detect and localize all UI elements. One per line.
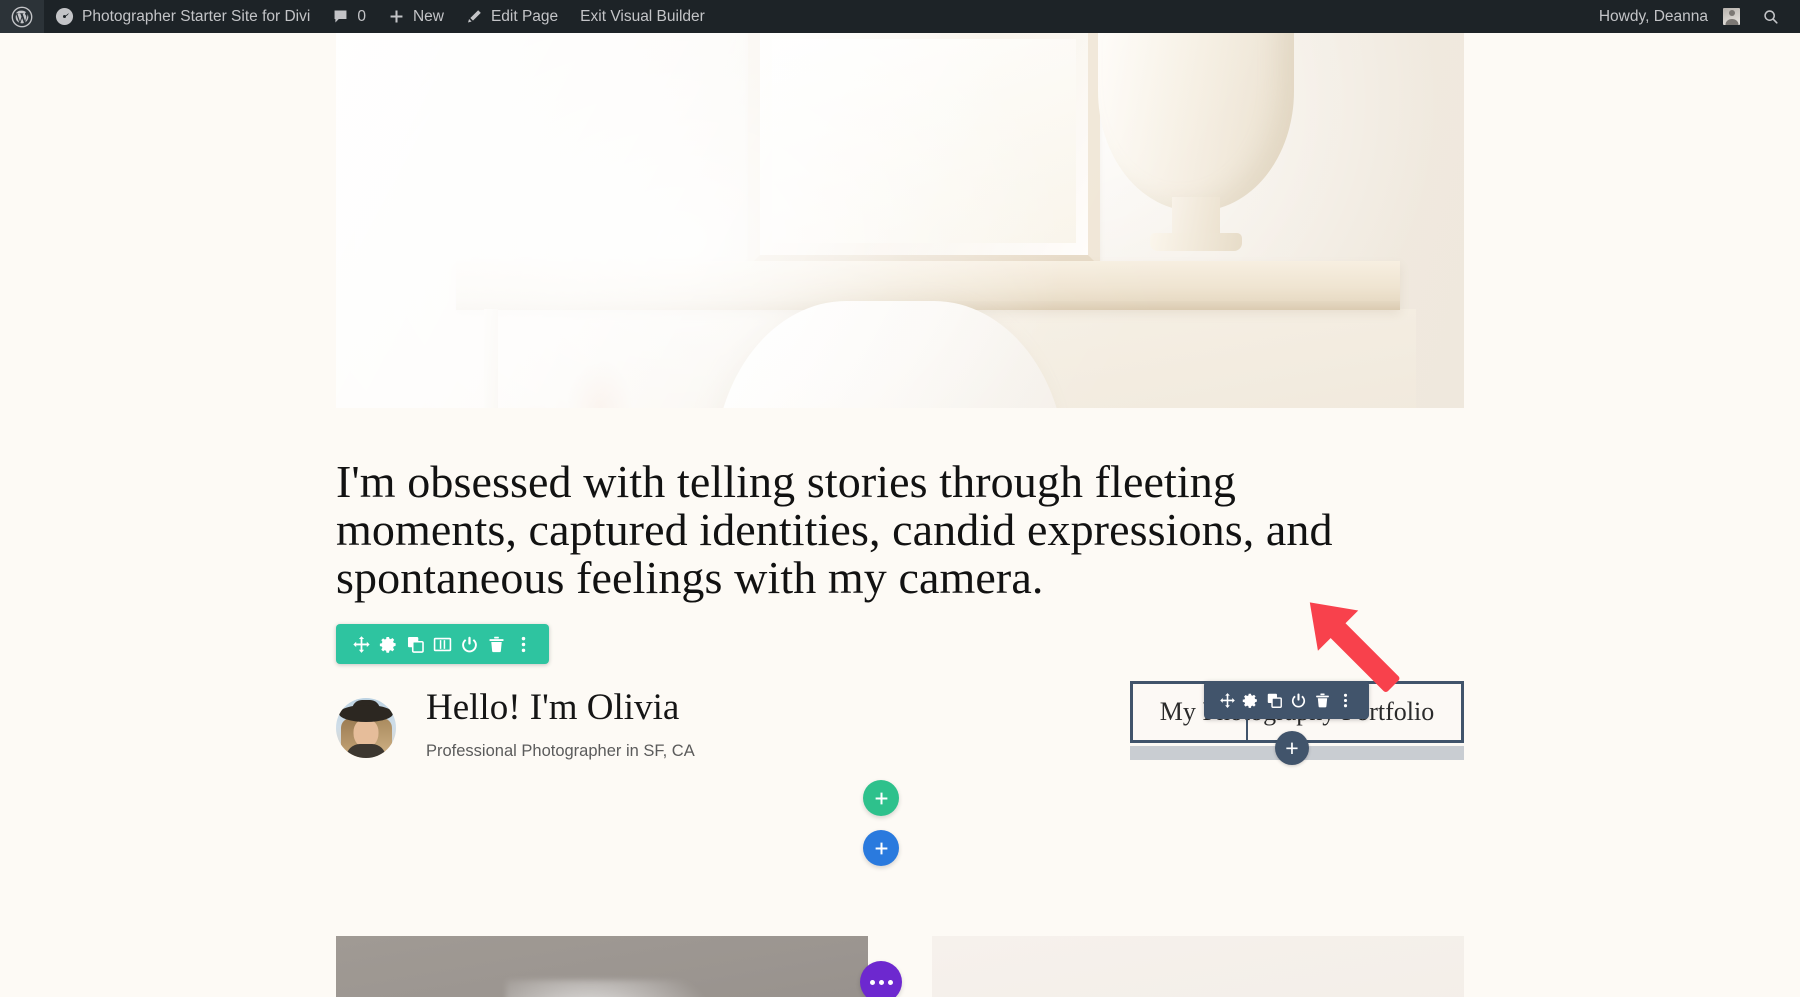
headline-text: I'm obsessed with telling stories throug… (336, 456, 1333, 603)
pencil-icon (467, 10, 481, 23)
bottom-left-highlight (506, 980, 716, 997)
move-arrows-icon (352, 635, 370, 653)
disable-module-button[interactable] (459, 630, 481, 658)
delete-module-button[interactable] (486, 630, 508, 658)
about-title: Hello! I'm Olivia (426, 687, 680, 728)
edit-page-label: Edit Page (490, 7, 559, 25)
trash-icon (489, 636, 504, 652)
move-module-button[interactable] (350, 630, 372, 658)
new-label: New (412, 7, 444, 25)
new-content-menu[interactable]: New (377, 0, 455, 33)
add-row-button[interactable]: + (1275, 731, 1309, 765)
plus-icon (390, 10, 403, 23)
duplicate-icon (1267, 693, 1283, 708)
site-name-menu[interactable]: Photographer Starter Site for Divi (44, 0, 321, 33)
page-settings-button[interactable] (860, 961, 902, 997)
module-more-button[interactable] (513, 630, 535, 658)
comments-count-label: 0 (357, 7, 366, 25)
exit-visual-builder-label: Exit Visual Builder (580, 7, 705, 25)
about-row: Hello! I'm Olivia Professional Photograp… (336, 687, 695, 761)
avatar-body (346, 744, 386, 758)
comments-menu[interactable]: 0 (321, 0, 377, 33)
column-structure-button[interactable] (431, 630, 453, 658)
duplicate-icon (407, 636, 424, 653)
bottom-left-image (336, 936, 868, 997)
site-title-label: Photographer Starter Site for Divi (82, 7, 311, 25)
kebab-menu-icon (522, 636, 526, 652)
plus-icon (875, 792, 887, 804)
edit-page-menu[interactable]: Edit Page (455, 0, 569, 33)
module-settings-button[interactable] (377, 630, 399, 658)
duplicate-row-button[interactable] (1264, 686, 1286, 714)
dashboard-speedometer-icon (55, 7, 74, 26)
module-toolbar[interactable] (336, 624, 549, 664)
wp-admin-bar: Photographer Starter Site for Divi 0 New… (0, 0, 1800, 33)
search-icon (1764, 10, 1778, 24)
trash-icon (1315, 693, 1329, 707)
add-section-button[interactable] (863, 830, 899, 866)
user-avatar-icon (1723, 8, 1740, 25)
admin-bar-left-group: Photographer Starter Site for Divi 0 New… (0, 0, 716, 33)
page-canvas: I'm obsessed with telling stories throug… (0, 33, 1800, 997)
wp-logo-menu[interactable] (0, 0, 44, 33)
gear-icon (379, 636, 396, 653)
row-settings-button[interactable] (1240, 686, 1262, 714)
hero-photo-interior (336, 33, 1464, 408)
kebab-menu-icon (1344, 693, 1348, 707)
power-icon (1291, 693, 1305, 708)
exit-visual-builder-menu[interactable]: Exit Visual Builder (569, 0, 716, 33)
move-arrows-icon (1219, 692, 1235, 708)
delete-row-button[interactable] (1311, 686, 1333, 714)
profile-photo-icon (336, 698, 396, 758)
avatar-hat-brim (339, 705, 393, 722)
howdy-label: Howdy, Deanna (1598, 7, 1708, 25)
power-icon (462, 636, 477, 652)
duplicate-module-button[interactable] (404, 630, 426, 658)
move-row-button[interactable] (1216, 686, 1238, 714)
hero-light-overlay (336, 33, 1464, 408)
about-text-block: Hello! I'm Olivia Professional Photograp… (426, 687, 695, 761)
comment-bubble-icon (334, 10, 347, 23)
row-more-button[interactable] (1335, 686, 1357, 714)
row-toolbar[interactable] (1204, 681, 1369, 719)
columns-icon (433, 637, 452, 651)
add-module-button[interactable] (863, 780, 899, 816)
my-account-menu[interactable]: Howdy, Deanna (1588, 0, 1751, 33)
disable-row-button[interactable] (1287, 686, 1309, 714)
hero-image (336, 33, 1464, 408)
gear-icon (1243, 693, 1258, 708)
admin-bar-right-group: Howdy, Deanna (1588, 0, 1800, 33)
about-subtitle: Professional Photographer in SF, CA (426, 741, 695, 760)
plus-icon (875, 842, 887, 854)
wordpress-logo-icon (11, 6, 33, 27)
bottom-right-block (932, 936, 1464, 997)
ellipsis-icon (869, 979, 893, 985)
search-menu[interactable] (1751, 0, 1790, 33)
- - - - - - -
[WHAT YOU ARE ASKED TO DO]: Write out all of the material above again, every line unchanged and in the same order, but leave out the image.

[FINAL RESULT]:
detect and localize all UI elements. One per line.
headline-text: I'm obsessed with telling stories throug… (336, 456, 1333, 603)
pencil-icon (467, 10, 481, 23)
bottom-left-highlight (506, 980, 716, 997)
move-arrows-icon (352, 635, 370, 653)
disable-module-button[interactable] (459, 630, 481, 658)
delete-module-button[interactable] (486, 630, 508, 658)
about-title: Hello! I'm Olivia (426, 687, 680, 728)
edit-page-label: Edit Page (490, 7, 559, 25)
trash-icon (489, 636, 504, 652)
move-module-button[interactable] (350, 630, 372, 658)
new-label: New (412, 7, 444, 25)
new-content-menu[interactable]: New (377, 0, 455, 33)
add-row-button[interactable]: + (1275, 731, 1309, 765)
plus-icon (390, 10, 403, 23)
duplicate-icon (1267, 693, 1283, 708)
site-name-menu[interactable]: Photographer Starter Site for Divi (44, 0, 321, 33)
page-settings-button[interactable] (860, 961, 902, 997)
module-more-button[interactable] (513, 630, 535, 658)
comments-count-label: 0 (357, 7, 366, 25)
exit-visual-builder-label: Exit Visual Builder (580, 7, 705, 25)
about-row: Hello! I'm Olivia Professional Photograp… (336, 687, 695, 761)
avatar-body (346, 744, 386, 758)
comments-menu[interactable]: 0 (321, 0, 377, 33)
column-structure-button[interactable] (431, 630, 453, 658)
duplicate-icon (407, 636, 424, 653)
bottom-left-image (336, 936, 868, 997)
site-title-label: Photographer Starter Site for Divi (82, 7, 311, 25)
kebab-menu-icon (522, 636, 526, 652)
plus-icon (875, 792, 887, 804)
edit-page-menu[interactable]: Edit Page (455, 0, 569, 33)
module-settings-button[interactable] (377, 630, 399, 658)
duplicate-row-button[interactable] (1264, 686, 1286, 714)
dashboard-speedometer-icon (55, 7, 74, 26)
module-toolbar[interactable] (336, 624, 549, 664)
wp-admin-bar: Photographer Starter Site for Divi 0 New… (0, 0, 1800, 33)
search-icon (1764, 10, 1778, 24)
trash-icon (1315, 693, 1329, 707)
add-section-button[interactable] (863, 830, 899, 866)
user-avatar-icon (1723, 8, 1740, 25)
admin-bar-left-group: Photographer Starter Site for Divi 0 New… (0, 0, 716, 33)
page-canvas: I'm obsessed with telling stories throug… (0, 33, 1800, 997)
wp-logo-menu[interactable] (0, 0, 44, 33)
gear-icon (379, 636, 396, 653)
row-settings-button[interactable] (1240, 686, 1262, 714)
hero-photo-interior (336, 33, 1464, 408)
kebab-menu-icon (1344, 693, 1348, 707)
power-icon (1291, 693, 1305, 708)
exit-visual-builder-menu[interactable]: Exit Visual Builder (569, 0, 716, 33)
move-arrows-icon (1219, 692, 1235, 708)
delete-row-button[interactable] (1311, 686, 1333, 714)
profile-photo-icon (336, 698, 396, 758)
avatar-hat-brim (339, 705, 393, 722)
howdy-label: Howdy, Deanna (1598, 7, 1708, 25)
power-icon (462, 636, 477, 652)
duplicate-module-button[interactable] (404, 630, 426, 658)
move-row-button[interactable] (1216, 686, 1238, 714)
hero-light-overlay (336, 33, 1464, 408)
about-text-block: Hello! I'm Olivia Professional Photograp… (426, 687, 695, 761)
comment-bubble-icon (334, 10, 347, 23)
row-more-button[interactable] (1335, 686, 1357, 714)
row-toolbar[interactable] (1204, 681, 1369, 719)
columns-icon (433, 637, 452, 651)
add-module-button[interactable] (863, 780, 899, 816)
my-account-menu[interactable]: Howdy, Deanna (1588, 0, 1751, 33)
disable-row-button[interactable] (1287, 686, 1309, 714)
hero-image (336, 33, 1464, 408)
gear-icon (1243, 693, 1258, 708)
admin-bar-right-group: Howdy, Deanna (1588, 0, 1800, 33)
about-subtitle: Professional Photographer in SF, CA (426, 741, 695, 760)
plus-icon (875, 842, 887, 854)
wordpress-logo-icon (11, 6, 33, 27)
bottom-right-block (932, 936, 1464, 997)
ellipsis-icon (869, 979, 893, 985)
search-menu[interactable] (1751, 0, 1790, 33)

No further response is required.